§ **Task input**:

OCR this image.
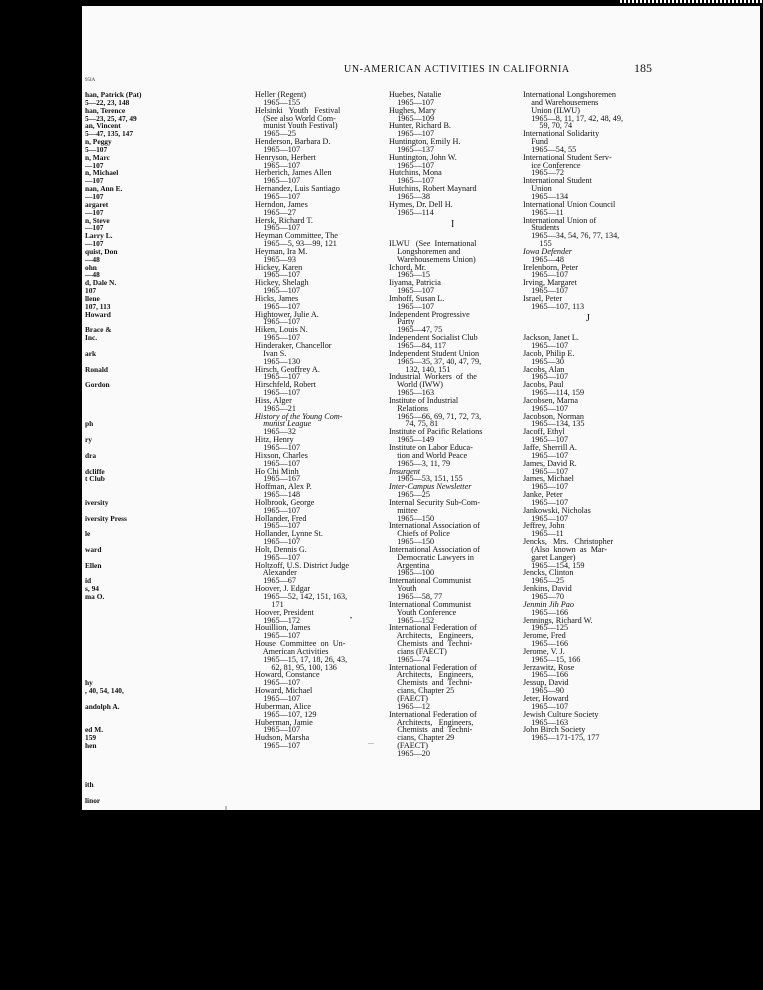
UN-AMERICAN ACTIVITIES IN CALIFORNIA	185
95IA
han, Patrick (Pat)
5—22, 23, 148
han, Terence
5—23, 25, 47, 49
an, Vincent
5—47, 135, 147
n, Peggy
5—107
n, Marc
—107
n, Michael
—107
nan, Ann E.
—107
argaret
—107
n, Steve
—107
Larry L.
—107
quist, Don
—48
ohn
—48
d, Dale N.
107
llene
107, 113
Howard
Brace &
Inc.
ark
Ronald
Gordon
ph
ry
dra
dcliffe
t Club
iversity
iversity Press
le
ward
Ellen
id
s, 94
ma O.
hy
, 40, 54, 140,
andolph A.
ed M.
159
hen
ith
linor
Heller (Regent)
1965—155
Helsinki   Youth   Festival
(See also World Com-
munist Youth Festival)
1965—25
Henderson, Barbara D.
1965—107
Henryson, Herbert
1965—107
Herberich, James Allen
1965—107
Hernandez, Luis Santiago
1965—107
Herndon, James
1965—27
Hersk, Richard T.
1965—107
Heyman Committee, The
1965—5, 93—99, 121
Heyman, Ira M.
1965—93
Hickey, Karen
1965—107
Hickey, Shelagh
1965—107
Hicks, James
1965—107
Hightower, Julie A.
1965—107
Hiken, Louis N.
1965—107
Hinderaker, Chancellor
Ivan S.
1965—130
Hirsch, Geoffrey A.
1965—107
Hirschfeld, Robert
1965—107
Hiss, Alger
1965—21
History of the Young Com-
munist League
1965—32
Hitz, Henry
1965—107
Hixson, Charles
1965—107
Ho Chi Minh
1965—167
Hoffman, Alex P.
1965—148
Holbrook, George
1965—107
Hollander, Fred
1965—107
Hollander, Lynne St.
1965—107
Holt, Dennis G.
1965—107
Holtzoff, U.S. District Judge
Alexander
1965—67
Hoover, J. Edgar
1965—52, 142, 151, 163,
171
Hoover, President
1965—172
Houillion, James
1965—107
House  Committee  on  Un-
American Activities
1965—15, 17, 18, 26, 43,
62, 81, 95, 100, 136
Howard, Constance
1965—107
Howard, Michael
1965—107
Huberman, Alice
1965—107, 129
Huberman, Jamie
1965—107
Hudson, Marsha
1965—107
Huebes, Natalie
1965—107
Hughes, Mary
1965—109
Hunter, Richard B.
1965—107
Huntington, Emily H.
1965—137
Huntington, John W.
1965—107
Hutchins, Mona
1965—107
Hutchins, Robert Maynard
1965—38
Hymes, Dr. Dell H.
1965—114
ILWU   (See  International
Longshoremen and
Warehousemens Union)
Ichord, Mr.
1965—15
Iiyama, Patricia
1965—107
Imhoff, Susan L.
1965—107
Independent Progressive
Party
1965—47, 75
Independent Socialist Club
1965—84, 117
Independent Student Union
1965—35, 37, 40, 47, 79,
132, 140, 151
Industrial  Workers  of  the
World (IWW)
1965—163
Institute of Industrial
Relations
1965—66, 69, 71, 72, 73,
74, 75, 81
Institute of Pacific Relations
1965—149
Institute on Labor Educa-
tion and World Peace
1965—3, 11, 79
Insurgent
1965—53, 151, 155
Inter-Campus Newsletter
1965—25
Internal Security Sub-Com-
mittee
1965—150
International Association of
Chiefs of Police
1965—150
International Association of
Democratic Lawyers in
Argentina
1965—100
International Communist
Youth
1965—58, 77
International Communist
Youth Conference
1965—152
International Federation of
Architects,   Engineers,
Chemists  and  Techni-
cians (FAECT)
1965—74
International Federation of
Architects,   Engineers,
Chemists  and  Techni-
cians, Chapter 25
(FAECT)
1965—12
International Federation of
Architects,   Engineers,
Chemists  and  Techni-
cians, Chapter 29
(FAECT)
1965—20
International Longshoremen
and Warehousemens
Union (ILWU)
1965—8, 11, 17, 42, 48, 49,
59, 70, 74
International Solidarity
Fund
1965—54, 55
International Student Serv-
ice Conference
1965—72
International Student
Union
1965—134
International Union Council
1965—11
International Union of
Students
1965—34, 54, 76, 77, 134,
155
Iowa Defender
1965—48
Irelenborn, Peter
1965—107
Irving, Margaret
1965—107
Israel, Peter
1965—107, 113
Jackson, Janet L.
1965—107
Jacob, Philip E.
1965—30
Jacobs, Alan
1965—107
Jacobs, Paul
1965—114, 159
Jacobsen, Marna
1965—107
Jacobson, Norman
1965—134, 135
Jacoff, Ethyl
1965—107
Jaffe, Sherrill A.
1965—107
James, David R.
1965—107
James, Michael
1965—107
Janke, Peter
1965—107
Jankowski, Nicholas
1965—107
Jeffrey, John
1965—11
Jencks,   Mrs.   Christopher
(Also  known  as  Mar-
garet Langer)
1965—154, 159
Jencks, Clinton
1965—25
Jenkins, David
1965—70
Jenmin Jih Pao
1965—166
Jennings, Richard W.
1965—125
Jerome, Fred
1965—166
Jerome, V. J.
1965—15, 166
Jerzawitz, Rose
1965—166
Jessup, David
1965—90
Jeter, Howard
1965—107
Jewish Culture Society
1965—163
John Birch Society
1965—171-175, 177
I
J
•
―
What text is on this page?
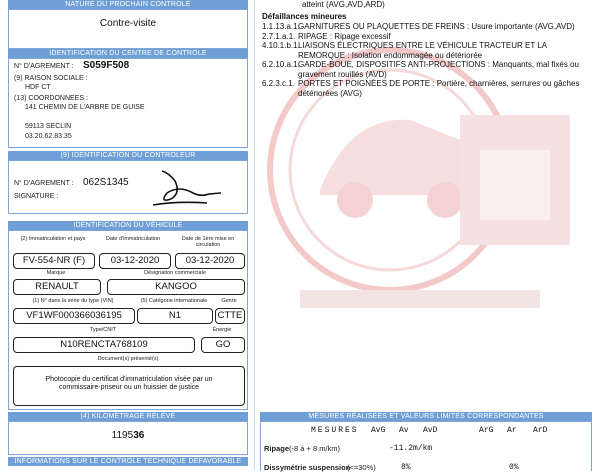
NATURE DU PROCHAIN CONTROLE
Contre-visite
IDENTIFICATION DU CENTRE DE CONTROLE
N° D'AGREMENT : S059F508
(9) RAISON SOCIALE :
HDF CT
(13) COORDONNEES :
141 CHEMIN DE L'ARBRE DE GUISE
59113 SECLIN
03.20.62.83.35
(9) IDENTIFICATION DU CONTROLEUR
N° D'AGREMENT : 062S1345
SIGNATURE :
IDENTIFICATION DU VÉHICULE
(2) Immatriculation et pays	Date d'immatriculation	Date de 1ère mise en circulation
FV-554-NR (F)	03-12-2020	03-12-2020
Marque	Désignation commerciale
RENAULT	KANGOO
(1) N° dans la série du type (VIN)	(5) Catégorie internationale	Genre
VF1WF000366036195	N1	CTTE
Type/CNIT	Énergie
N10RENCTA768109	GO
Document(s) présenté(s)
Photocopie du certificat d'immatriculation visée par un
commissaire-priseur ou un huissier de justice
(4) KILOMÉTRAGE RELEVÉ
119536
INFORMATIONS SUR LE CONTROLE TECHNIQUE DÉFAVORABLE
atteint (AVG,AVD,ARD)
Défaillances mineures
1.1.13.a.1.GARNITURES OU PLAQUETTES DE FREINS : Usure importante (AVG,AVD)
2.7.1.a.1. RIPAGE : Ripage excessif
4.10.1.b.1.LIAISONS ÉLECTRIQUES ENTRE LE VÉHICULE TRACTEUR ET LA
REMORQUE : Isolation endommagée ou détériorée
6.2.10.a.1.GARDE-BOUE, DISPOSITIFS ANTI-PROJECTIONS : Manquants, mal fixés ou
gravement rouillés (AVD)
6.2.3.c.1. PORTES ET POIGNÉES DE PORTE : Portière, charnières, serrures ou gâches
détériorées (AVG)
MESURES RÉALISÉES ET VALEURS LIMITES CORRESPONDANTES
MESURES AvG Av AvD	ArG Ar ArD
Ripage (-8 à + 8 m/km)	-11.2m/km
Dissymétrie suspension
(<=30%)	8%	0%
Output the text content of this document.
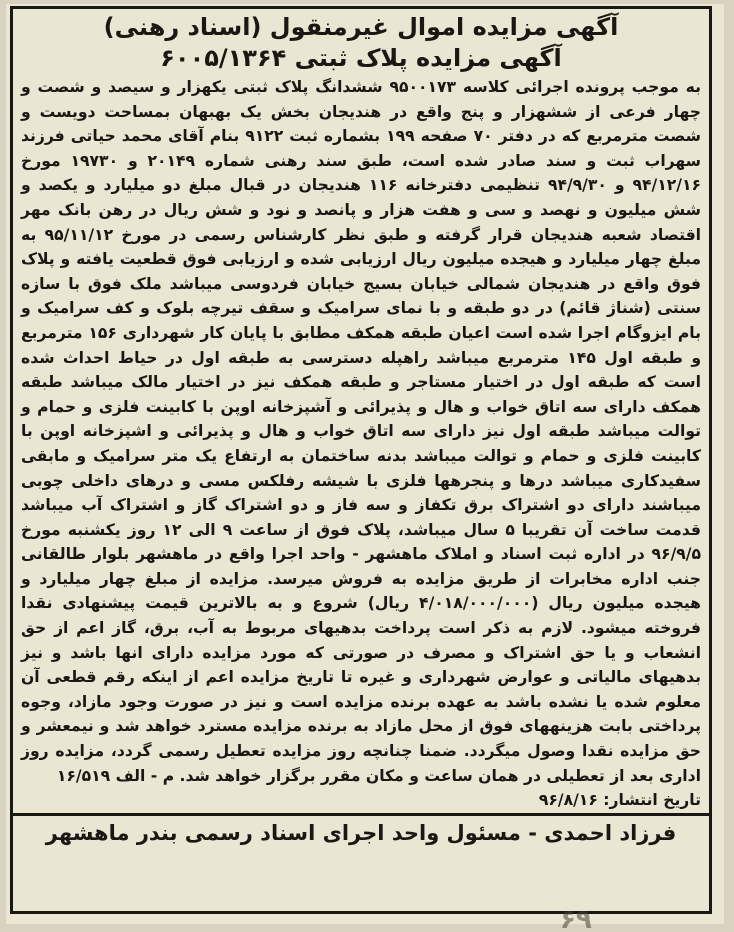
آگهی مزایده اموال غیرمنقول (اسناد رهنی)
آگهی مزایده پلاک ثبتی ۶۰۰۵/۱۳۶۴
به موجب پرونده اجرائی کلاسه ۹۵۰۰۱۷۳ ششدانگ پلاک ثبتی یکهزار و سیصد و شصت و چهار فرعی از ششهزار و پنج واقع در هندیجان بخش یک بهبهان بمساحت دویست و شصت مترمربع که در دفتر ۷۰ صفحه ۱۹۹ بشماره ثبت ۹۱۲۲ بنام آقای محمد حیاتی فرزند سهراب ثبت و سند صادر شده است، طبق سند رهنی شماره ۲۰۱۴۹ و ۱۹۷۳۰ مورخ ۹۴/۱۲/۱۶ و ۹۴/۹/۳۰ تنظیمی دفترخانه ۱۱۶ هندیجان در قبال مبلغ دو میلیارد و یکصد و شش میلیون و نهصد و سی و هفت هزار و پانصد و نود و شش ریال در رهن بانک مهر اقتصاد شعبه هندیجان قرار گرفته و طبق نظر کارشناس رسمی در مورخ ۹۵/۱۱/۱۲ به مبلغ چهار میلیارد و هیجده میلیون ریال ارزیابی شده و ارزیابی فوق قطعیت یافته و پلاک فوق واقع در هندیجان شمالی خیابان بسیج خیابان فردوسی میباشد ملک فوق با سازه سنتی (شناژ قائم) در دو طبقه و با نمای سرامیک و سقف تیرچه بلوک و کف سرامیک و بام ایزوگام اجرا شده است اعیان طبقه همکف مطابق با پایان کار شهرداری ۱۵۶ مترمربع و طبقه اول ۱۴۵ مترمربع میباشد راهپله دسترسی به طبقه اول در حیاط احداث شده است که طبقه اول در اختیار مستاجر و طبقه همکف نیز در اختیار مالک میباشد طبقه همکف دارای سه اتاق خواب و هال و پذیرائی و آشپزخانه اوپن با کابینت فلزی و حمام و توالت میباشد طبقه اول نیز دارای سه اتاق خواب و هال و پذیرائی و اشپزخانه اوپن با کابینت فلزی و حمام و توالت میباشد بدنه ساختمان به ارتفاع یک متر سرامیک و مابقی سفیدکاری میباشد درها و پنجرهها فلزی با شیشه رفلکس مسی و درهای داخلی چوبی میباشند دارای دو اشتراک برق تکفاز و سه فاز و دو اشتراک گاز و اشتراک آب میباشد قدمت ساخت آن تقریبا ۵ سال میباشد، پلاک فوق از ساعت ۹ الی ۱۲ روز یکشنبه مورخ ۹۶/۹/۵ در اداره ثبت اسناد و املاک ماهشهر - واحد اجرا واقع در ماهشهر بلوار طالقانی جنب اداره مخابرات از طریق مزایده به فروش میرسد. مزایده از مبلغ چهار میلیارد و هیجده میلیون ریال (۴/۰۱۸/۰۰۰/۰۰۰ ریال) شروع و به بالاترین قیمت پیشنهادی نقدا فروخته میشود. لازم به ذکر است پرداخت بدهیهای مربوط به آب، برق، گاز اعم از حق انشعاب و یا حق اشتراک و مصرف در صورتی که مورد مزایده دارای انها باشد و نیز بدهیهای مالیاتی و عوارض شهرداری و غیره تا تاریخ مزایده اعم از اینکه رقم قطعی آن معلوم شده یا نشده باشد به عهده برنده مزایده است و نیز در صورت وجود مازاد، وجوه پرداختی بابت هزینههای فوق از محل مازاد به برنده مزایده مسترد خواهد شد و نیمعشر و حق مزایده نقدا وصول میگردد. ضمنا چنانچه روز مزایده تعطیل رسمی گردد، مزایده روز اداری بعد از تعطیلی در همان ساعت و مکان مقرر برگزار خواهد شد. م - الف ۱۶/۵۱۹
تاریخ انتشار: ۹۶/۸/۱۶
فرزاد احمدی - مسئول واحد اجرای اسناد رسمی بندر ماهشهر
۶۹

§ **What is asked**:
Gather and copy every line of the data in which the string "immatriculation" is found.

§ **Correct response**:
(2) Immatriculation et pays	Date d'immatriculation	Date de 1ère mise en circulation
Photocopie du certificat d'immatriculation visée par un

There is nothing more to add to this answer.